(THE TASK)
In the listing that follows, count the lines holding the word "unit" and report only that number.

# Start of RECORD EXTRACTS

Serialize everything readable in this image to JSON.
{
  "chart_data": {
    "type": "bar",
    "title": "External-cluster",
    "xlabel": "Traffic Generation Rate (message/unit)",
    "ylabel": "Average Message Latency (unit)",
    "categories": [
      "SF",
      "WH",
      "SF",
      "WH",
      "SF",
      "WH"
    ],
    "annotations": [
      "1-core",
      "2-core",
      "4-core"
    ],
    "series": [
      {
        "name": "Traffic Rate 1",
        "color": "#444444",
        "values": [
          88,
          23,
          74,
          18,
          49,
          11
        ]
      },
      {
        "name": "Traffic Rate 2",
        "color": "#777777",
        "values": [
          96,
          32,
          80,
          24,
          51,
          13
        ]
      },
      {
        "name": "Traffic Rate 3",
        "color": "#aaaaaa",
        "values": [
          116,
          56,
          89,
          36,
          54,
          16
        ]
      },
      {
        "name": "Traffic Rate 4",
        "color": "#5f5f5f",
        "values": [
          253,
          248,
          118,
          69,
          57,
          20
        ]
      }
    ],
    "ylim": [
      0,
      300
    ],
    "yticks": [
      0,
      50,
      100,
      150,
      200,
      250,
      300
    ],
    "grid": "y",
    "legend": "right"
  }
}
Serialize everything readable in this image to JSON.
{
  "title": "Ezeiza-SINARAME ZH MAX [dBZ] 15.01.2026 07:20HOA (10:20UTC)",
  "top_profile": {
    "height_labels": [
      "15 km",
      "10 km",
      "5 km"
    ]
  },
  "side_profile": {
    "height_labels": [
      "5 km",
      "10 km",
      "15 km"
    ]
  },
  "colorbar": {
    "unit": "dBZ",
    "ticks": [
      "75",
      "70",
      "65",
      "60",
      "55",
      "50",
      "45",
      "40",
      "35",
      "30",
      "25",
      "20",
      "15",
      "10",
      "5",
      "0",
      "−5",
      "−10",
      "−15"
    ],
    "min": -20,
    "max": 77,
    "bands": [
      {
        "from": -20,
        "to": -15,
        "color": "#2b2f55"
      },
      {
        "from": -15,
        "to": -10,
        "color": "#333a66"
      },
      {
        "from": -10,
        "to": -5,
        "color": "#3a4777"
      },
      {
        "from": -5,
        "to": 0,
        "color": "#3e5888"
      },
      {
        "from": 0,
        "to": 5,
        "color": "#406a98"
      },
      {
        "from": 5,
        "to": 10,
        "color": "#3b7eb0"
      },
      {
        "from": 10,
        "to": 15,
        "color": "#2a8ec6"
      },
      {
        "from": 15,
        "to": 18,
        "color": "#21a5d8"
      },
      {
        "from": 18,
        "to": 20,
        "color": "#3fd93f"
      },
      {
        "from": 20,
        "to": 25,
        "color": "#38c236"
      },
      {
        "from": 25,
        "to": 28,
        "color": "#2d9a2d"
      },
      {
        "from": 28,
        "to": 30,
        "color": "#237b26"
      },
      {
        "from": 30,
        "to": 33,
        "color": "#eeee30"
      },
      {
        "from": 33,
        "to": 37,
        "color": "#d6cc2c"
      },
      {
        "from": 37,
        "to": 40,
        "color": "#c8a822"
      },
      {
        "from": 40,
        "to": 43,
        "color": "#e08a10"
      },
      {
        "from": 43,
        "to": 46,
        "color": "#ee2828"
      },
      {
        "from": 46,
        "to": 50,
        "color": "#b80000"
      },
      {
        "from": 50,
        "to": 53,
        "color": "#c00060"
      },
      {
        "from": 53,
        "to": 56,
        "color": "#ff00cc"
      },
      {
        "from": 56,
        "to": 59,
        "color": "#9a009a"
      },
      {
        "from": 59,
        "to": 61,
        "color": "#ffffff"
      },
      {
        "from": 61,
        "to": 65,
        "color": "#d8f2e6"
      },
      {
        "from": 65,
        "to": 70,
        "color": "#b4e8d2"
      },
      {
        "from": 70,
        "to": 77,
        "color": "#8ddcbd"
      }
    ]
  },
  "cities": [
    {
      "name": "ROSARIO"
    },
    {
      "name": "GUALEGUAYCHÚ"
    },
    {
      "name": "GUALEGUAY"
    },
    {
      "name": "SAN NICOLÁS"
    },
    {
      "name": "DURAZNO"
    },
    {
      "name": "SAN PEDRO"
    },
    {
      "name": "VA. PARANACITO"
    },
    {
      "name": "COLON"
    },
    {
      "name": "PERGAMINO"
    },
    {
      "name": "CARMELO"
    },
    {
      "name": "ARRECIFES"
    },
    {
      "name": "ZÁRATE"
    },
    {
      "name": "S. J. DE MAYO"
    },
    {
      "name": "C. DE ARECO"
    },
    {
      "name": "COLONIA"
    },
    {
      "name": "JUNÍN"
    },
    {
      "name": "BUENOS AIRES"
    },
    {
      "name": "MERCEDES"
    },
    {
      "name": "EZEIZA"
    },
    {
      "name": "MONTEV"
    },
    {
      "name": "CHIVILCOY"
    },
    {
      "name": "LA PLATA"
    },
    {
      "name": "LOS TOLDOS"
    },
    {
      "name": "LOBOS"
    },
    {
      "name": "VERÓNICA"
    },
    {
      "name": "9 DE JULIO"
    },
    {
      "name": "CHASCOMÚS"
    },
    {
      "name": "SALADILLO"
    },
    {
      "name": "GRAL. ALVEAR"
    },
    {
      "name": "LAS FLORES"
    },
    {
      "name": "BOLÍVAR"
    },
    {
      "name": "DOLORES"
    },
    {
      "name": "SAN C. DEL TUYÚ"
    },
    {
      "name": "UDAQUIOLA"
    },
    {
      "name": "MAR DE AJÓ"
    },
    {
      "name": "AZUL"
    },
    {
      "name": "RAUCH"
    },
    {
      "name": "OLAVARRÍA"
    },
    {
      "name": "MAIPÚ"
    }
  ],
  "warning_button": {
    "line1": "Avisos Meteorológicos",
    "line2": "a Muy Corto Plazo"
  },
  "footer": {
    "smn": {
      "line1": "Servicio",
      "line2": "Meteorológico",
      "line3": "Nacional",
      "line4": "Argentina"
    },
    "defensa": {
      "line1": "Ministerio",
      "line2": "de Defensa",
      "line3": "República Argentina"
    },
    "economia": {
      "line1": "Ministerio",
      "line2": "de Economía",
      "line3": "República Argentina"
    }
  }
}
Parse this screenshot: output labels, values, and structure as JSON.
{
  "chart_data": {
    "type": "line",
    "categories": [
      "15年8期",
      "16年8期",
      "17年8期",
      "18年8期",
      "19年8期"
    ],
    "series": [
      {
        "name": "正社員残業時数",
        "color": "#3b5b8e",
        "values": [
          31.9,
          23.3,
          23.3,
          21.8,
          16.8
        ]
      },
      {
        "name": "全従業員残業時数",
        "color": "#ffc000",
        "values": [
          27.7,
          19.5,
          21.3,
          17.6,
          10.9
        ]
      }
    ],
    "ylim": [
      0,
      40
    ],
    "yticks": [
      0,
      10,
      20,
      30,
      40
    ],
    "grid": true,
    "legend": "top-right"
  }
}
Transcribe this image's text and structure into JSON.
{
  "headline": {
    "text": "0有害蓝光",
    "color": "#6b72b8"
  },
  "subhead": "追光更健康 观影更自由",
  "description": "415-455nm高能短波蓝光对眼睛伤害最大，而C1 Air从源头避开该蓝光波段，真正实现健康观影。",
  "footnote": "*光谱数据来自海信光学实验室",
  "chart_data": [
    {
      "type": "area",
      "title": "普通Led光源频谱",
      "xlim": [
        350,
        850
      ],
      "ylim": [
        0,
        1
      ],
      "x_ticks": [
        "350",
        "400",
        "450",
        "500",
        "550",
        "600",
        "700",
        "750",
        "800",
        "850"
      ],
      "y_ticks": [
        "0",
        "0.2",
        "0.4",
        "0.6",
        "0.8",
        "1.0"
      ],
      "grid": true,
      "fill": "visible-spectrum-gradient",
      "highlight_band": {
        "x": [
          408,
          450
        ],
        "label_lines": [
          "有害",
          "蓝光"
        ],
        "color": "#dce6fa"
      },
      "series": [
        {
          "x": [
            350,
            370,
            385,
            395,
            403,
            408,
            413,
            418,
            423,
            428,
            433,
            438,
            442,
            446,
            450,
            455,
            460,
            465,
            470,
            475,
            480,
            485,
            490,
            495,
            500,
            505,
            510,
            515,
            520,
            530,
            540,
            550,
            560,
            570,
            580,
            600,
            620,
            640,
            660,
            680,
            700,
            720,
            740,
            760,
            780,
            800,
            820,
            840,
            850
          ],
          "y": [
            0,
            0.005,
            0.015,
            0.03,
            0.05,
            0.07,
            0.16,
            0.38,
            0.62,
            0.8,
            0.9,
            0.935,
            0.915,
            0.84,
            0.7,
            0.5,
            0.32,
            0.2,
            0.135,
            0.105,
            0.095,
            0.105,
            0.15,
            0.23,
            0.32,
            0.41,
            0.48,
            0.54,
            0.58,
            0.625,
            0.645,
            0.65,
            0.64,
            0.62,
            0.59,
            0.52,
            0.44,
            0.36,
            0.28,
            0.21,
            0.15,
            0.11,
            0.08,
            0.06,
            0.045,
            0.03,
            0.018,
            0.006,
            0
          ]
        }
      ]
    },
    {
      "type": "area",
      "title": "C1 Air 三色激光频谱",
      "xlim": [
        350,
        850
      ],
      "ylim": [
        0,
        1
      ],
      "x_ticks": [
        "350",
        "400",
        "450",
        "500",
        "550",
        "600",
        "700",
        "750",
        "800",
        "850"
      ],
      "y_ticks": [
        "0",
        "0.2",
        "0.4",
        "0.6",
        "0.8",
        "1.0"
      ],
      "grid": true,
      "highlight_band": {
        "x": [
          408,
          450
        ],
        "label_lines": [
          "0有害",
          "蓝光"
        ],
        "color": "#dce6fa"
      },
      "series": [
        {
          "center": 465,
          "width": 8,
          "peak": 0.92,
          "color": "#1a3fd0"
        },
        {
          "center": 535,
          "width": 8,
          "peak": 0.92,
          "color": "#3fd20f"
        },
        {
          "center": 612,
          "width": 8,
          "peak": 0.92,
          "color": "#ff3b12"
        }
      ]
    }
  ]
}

# End of RECORD EXTRACTS

(ANSWER FOR THE TASK)
3